-- REQUIREMENT --
Begin the copy at the line containing "Output a JSON" and end it at the final line of the material below, reproducing each line exactly, without images.

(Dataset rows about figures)
## Start

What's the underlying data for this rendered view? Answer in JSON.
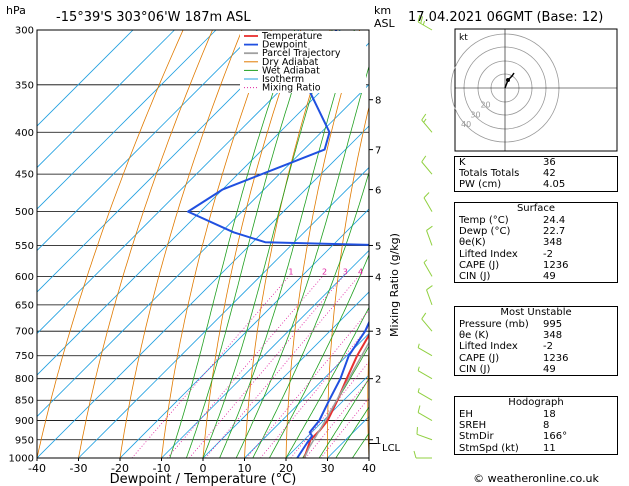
{
  "header": {
    "left_unit": "hPa",
    "location": "-15°39'S 303°06'W 187m ASL",
    "right_unit_top": "km",
    "right_unit_bottom": "ASL",
    "datetime": "17.04.2021 06GMT (Base: 12)"
  },
  "axes": {
    "xlabel": "Dewpoint / Temperature (°C)",
    "ylabel_right": "Mixing Ratio (g/kg)",
    "lcl_label": "LCL"
  },
  "legend": [
    "Temperature",
    "Dewpoint",
    "Parcel Trajectory",
    "Dry Adiabat",
    "Wet Adiabat",
    "Isotherm",
    "Mixing Ratio"
  ],
  "colors": {
    "temperature": "#e83030",
    "dewpoint": "#2050e0",
    "parcel": "#a0a0a0",
    "dry_adiabat": "#e07a00",
    "wet_adiabat": "#20a020",
    "isotherm": "#20a0e0",
    "mixing_ratio": "#e020a0",
    "wind": "#90d040"
  },
  "chart_data": {
    "type": "line",
    "title": "-15°39'S 303°06'W 187m ASL",
    "xlabel": "Dewpoint / Temperature (°C)",
    "ylabel": "hPa",
    "xlim": [
      -40,
      40
    ],
    "ylim": [
      1000,
      300
    ],
    "y_scale": "log",
    "x_ticks": [
      -40,
      -30,
      -20,
      -10,
      0,
      10,
      20,
      30,
      40
    ],
    "y_ticks": [
      300,
      350,
      400,
      450,
      500,
      550,
      600,
      650,
      700,
      750,
      800,
      850,
      900,
      950,
      1000
    ],
    "km_ticks": [
      {
        "p": 950,
        "label": "1"
      },
      {
        "p": 800,
        "label": "2"
      },
      {
        "p": 700,
        "label": "3"
      },
      {
        "p": 600,
        "label": "4"
      },
      {
        "p": 550,
        "label": "5"
      },
      {
        "p": 470,
        "label": "6"
      },
      {
        "p": 420,
        "label": "7"
      },
      {
        "p": 365,
        "label": "8"
      }
    ],
    "mixing_ratio_labels": [
      "1",
      "2",
      "3",
      "4",
      "8",
      "10",
      "16",
      "20",
      "25"
    ],
    "series": [
      {
        "name": "Temperature",
        "points": [
          [
            1000,
            24.4
          ],
          [
            950,
            21.5
          ],
          [
            925,
            21.5
          ],
          [
            900,
            21.0
          ],
          [
            850,
            18.5
          ],
          [
            800,
            15.5
          ],
          [
            750,
            12.5
          ],
          [
            700,
            10.0
          ],
          [
            650,
            6.0
          ],
          [
            600,
            2.0
          ],
          [
            560,
            -2.0
          ],
          [
            550,
            -4.0
          ],
          [
            540,
            -2.5
          ],
          [
            500,
            -6.0
          ],
          [
            450,
            -11.5
          ],
          [
            400,
            -18.0
          ],
          [
            350,
            -26.0
          ],
          [
            300,
            -34.5
          ]
        ]
      },
      {
        "name": "Dewpoint",
        "points": [
          [
            1000,
            22.7
          ],
          [
            960,
            21.5
          ],
          [
            940,
            21.0
          ],
          [
            930,
            19.5
          ],
          [
            900,
            19.0
          ],
          [
            850,
            16.5
          ],
          [
            800,
            14.0
          ],
          [
            750,
            10.5
          ],
          [
            700,
            8.5
          ],
          [
            650,
            5.0
          ],
          [
            600,
            1.0
          ],
          [
            560,
            -2.5
          ],
          [
            550,
            -5.0
          ],
          [
            545,
            -37.0
          ],
          [
            530,
            -47.0
          ],
          [
            500,
            -63.0
          ],
          [
            470,
            -60.0
          ],
          [
            420,
            -45.0
          ],
          [
            400,
            -48.0
          ],
          [
            350,
            -65.0
          ],
          [
            300,
            -71.0
          ]
        ]
      },
      {
        "name": "Parcel Trajectory",
        "points": [
          [
            1000,
            24.4
          ],
          [
            970,
            23.0
          ],
          [
            900,
            20.5
          ],
          [
            850,
            18.3
          ],
          [
            800,
            16.0
          ],
          [
            700,
            11.0
          ],
          [
            600,
            5.0
          ],
          [
            500,
            -2.5
          ],
          [
            400,
            -14.0
          ],
          [
            350,
            -20.0
          ],
          [
            300,
            -28.0
          ]
        ]
      }
    ],
    "wind_barbs": [
      {
        "p": 1000,
        "dir": 270,
        "kt": 10
      },
      {
        "p": 950,
        "dir": 290,
        "kt": 10
      },
      {
        "p": 900,
        "dir": 300,
        "kt": 10
      },
      {
        "p": 850,
        "dir": 300,
        "kt": 5
      },
      {
        "p": 800,
        "dir": 300,
        "kt": 5
      },
      {
        "p": 750,
        "dir": 300,
        "kt": 5
      },
      {
        "p": 700,
        "dir": 320,
        "kt": 10
      },
      {
        "p": 650,
        "dir": 340,
        "kt": 10
      },
      {
        "p": 600,
        "dir": 330,
        "kt": 5
      },
      {
        "p": 550,
        "dir": 340,
        "kt": 10
      },
      {
        "p": 500,
        "dir": 330,
        "kt": 10
      },
      {
        "p": 450,
        "dir": 320,
        "kt": 10
      },
      {
        "p": 400,
        "dir": 320,
        "kt": 15
      },
      {
        "p": 300,
        "dir": 300,
        "kt": 25
      }
    ]
  },
  "hodograph": {
    "label": "kt",
    "ring_labels": [
      "10",
      "20",
      "30",
      "40"
    ]
  },
  "indices": {
    "rows": [
      {
        "k": "K",
        "v": "36"
      },
      {
        "k": "Totals Totals",
        "v": "42"
      },
      {
        "k": "PW (cm)",
        "v": "4.05"
      }
    ]
  },
  "surface": {
    "title": "Surface",
    "rows": [
      {
        "k": "Temp (°C)",
        "v": "24.4"
      },
      {
        "k": "Dewp (°C)",
        "v": "22.7"
      },
      {
        "k": "θe(K)",
        "v": "348"
      },
      {
        "k": "Lifted Index",
        "v": "-2"
      },
      {
        "k": "CAPE (J)",
        "v": "1236"
      },
      {
        "k": "CIN (J)",
        "v": "49"
      }
    ]
  },
  "most_unstable": {
    "title": "Most Unstable",
    "rows": [
      {
        "k": "Pressure (mb)",
        "v": "995"
      },
      {
        "k": "θe (K)",
        "v": "348"
      },
      {
        "k": "Lifted Index",
        "v": "-2"
      },
      {
        "k": "CAPE (J)",
        "v": "1236"
      },
      {
        "k": "CIN (J)",
        "v": "49"
      }
    ]
  },
  "hodograph_table": {
    "title": "Hodograph",
    "rows": [
      {
        "k": "EH",
        "v": "18"
      },
      {
        "k": "SREH",
        "v": "8"
      },
      {
        "k": "StmDir",
        "v": "166°"
      },
      {
        "k": "StmSpd (kt)",
        "v": "11"
      }
    ]
  },
  "footer": {
    "copyright": "© weatheronline.co.uk"
  }
}
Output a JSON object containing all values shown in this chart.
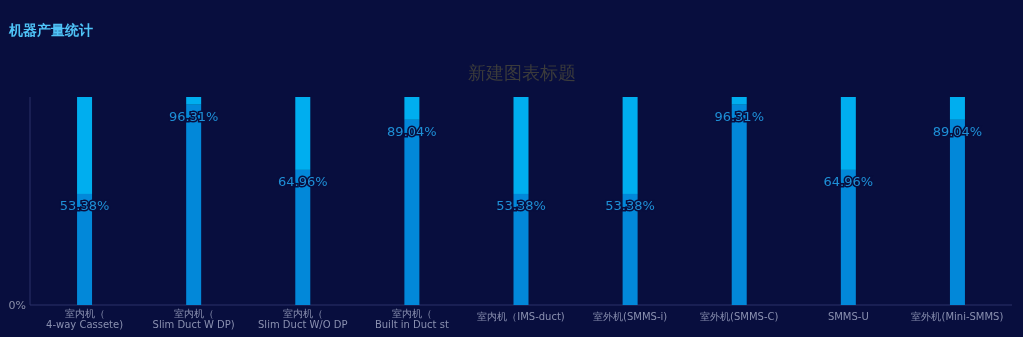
{
  "chart_data": {
    "type": "bar",
    "title": "机器产量统计",
    "subtitle": "新建图表标题",
    "categories": [
      "室内机（4-way Cassete)",
      "室内机（Slim Duct W DP)",
      "室内机（Slim Duct W/O DP",
      "室内机（Built in Duct st",
      "室内机（IMS-duct)",
      "室外机(SMMS-i)",
      "室外机(SMMS-C)",
      "SMMS-U",
      "室外机(Mini-SMMS)"
    ],
    "stacked": true,
    "series": [
      {
        "color": "#0288d9",
        "values": [
          53.38,
          96.31,
          64.96,
          89.04,
          53.38,
          53.38,
          96.31,
          64.96,
          89.04
        ],
        "value_labels": [
          "53.38%",
          "96.31%",
          "64.96%",
          "89.04%",
          "53.38%",
          "53.38%",
          "96.31%",
          "64.96%",
          "89.04%"
        ]
      },
      {
        "color": "#00aeef",
        "values": [
          46.62,
          3.69,
          35.04,
          10.96,
          46.62,
          46.62,
          3.69,
          35.04,
          10.96
        ]
      }
    ],
    "annotations": [
      "0%"
    ]
  }
}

## End

-- SOLUTION TO THIS PROBLEM --
Output a JSON object containing all values shown in this chart.
{
  "chart_data": {
    "type": "bar",
    "title": "机器产量统计",
    "subtitle": "新建图表标题",
    "categories": [
      "室内机（4-way Cassete)",
      "室内机（Slim Duct W DP)",
      "室内机（Slim Duct W/O DP",
      "室内机（Built in Duct st",
      "室内机（IMS-duct)",
      "室外机(SMMS-i)",
      "室外机(SMMS-C)",
      "SMMS-U",
      "室外机(Mini-SMMS)"
    ],
    "stacked": true,
    "series": [
      {
        "color": "#0288d9",
        "values": [
          53.38,
          96.31,
          64.96,
          89.04,
          53.38,
          53.38,
          96.31,
          64.96,
          89.04
        ],
        "value_labels": [
          "53.38%",
          "96.31%",
          "64.96%",
          "89.04%",
          "53.38%",
          "53.38%",
          "96.31%",
          "64.96%",
          "89.04%"
        ]
      },
      {
        "color": "#00aeef",
        "values": [
          46.62,
          3.69,
          35.04,
          10.96,
          46.62,
          46.62,
          3.69,
          35.04,
          10.96
        ]
      }
    ],
    "annotations": [
      "0%"
    ]
  }
}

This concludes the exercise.